• THE EXERCISE
Find and copy lines holding "三码合一".

• DATA SHOWN
* * *

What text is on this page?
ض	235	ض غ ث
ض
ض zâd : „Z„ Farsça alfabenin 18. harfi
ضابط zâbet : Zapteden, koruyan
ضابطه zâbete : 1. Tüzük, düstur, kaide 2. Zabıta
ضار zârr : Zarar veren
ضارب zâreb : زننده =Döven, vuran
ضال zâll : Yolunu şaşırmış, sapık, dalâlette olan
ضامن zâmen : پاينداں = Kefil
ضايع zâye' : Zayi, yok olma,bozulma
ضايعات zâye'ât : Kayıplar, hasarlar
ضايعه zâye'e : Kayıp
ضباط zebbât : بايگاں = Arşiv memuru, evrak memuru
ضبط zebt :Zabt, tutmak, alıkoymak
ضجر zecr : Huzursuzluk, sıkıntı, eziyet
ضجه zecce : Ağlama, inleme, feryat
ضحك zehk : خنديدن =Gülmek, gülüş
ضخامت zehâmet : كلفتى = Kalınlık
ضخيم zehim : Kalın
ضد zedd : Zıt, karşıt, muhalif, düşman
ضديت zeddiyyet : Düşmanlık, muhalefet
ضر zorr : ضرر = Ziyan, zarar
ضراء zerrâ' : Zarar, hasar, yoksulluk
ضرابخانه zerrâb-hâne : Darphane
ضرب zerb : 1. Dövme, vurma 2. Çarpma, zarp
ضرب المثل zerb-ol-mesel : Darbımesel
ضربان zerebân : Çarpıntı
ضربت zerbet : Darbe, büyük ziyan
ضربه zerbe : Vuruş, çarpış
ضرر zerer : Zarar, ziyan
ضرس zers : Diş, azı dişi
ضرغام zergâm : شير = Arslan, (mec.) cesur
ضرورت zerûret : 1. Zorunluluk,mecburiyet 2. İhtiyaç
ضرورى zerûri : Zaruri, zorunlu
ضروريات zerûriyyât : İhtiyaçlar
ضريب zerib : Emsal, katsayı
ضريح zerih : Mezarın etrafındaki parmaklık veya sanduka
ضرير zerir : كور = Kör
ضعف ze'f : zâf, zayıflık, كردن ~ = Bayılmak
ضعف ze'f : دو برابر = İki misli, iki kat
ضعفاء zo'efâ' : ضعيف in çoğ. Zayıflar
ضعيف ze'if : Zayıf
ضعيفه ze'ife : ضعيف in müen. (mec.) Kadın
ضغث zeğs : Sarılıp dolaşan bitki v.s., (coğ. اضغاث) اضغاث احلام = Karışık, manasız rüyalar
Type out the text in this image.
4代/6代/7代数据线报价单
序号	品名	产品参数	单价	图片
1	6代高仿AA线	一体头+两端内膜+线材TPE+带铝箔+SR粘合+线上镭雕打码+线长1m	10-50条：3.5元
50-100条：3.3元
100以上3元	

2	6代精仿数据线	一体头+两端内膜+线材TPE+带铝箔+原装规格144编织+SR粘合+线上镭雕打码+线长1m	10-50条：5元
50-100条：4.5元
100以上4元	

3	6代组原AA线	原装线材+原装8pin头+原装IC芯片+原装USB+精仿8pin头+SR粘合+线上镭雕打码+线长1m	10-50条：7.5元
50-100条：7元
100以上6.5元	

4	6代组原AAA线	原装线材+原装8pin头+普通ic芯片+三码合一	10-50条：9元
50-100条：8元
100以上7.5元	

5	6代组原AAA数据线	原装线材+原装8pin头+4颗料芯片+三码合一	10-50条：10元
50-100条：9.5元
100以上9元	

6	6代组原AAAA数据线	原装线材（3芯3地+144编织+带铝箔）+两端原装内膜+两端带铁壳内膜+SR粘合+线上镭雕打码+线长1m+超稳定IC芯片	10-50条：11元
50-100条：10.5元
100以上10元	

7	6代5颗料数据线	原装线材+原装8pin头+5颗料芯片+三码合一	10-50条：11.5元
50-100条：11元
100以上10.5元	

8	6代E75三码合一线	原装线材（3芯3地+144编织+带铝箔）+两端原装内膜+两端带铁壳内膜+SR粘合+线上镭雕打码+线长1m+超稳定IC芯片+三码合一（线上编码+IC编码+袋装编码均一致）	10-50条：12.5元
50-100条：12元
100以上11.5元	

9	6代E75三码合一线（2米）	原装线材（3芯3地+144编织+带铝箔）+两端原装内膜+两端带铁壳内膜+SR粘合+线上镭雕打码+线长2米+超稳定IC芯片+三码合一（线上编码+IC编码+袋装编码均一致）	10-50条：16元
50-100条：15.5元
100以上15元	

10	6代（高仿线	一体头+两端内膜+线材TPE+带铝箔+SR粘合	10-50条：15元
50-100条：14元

* * *

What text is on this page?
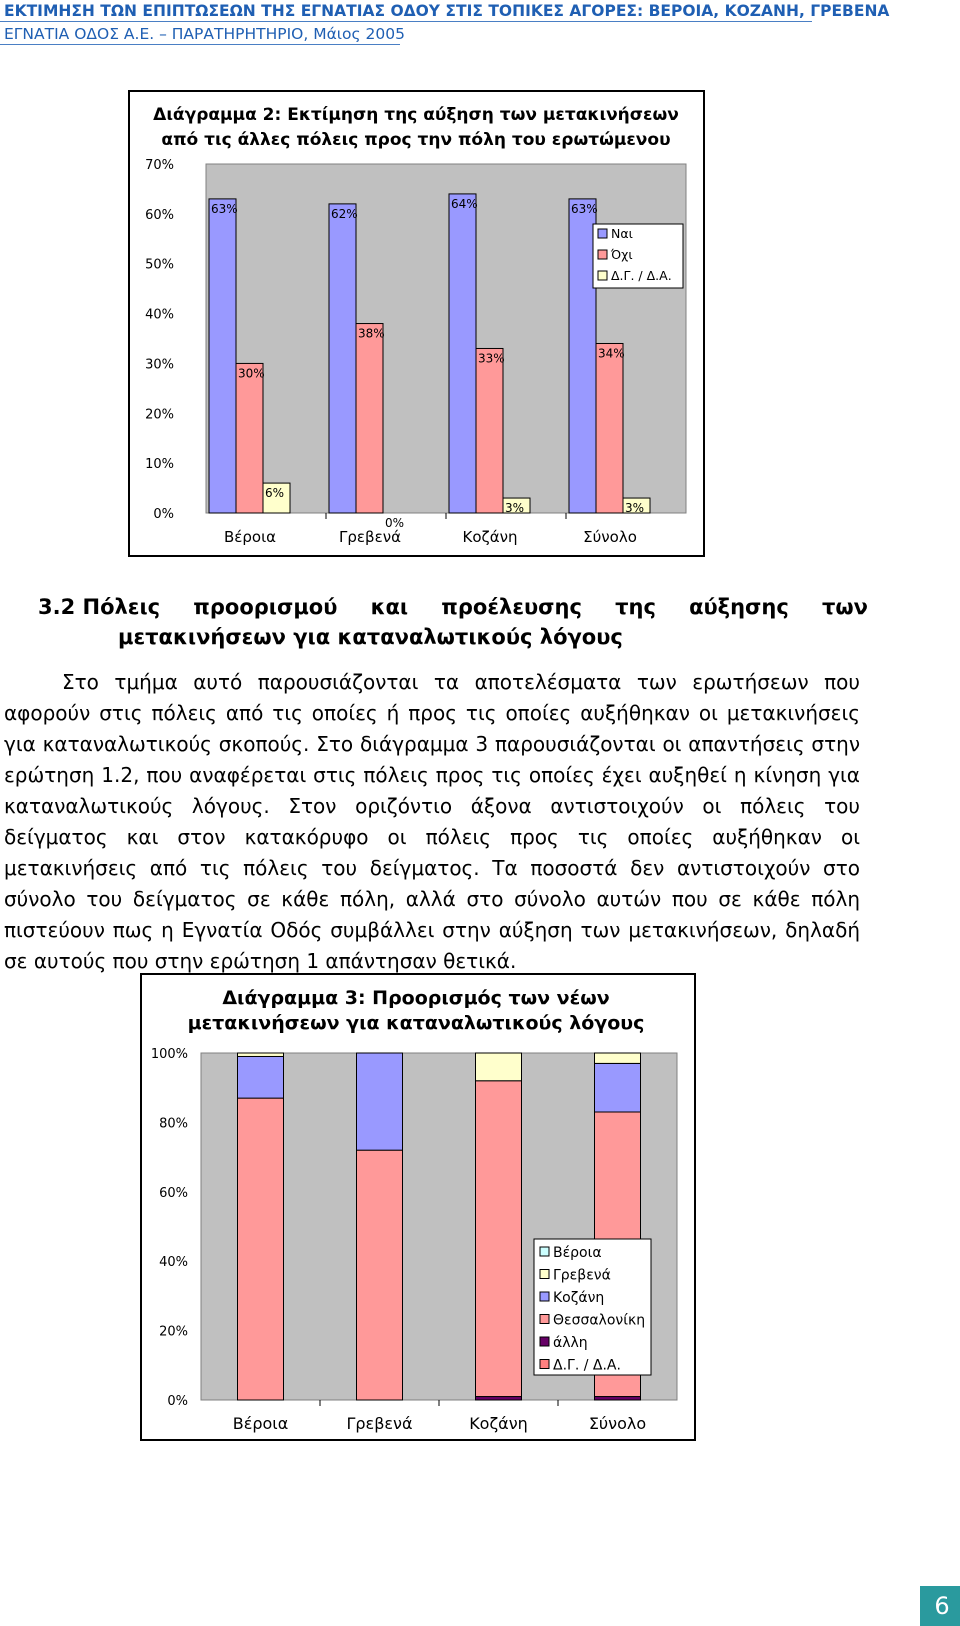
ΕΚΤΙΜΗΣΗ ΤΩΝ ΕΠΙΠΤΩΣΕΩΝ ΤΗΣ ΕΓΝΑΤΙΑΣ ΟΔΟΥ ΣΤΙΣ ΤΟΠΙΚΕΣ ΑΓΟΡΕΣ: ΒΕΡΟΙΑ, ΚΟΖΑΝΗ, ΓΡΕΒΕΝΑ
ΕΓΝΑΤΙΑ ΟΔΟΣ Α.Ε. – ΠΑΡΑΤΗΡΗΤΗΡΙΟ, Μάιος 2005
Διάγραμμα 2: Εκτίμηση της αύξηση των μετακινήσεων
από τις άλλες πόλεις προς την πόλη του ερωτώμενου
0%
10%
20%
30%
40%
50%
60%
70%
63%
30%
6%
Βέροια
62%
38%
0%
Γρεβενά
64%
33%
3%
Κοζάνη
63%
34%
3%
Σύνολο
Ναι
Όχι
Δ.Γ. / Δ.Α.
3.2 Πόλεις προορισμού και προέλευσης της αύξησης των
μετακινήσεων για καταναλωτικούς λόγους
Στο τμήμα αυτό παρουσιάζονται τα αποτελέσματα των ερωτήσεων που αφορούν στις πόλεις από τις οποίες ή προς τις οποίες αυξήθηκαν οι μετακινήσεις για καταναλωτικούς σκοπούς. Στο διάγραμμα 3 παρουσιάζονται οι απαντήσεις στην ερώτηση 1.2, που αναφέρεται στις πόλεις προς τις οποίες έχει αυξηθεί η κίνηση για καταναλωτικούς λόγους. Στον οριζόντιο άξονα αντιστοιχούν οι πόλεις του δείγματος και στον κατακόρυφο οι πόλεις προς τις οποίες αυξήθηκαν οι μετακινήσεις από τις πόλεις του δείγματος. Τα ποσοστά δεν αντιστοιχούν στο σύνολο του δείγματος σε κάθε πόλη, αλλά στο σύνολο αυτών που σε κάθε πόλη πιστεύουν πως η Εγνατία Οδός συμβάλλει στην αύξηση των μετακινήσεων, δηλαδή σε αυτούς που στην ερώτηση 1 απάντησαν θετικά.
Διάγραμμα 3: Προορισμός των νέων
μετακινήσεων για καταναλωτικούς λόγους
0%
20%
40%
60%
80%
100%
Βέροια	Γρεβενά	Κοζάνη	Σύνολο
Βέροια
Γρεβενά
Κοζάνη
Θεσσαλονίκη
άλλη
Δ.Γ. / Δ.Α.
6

* * *

• SOLVED PROBLEM
4	6代组原AAA线	原装线材+原装8pin头+普通ic芯片+三码合一	10-50条：9元
5	6代组原AAA数据线	原装线材+原装8pin头+4颗料芯片+三码合一	10-50条：10元
7	6代5颗料数据线	原装线材+原装8pin头+5颗料芯片+三码合一	10-50条：11.5元
8	6代E75三码合一线	原装线材（3芯3地+144编织+带铝箔）+两端原装内膜+两端带铁壳内膜+SR粘合+线上镭雕打码+线长1m+超稳定IC芯片+三码合一（线上编码+IC编码+袋装编码均一致）	10-50条：12.5元
9	6代E75三码合一线（2米）	原装线材（3芯3地+144编织+带铝箔）+两端原装内膜+两端带铁壳内膜+SR粘合+线上镭雕打码+线长2米+超稳定IC芯片+三码合一（线上编码+IC编码+袋装编码均一致）	10-50条：16元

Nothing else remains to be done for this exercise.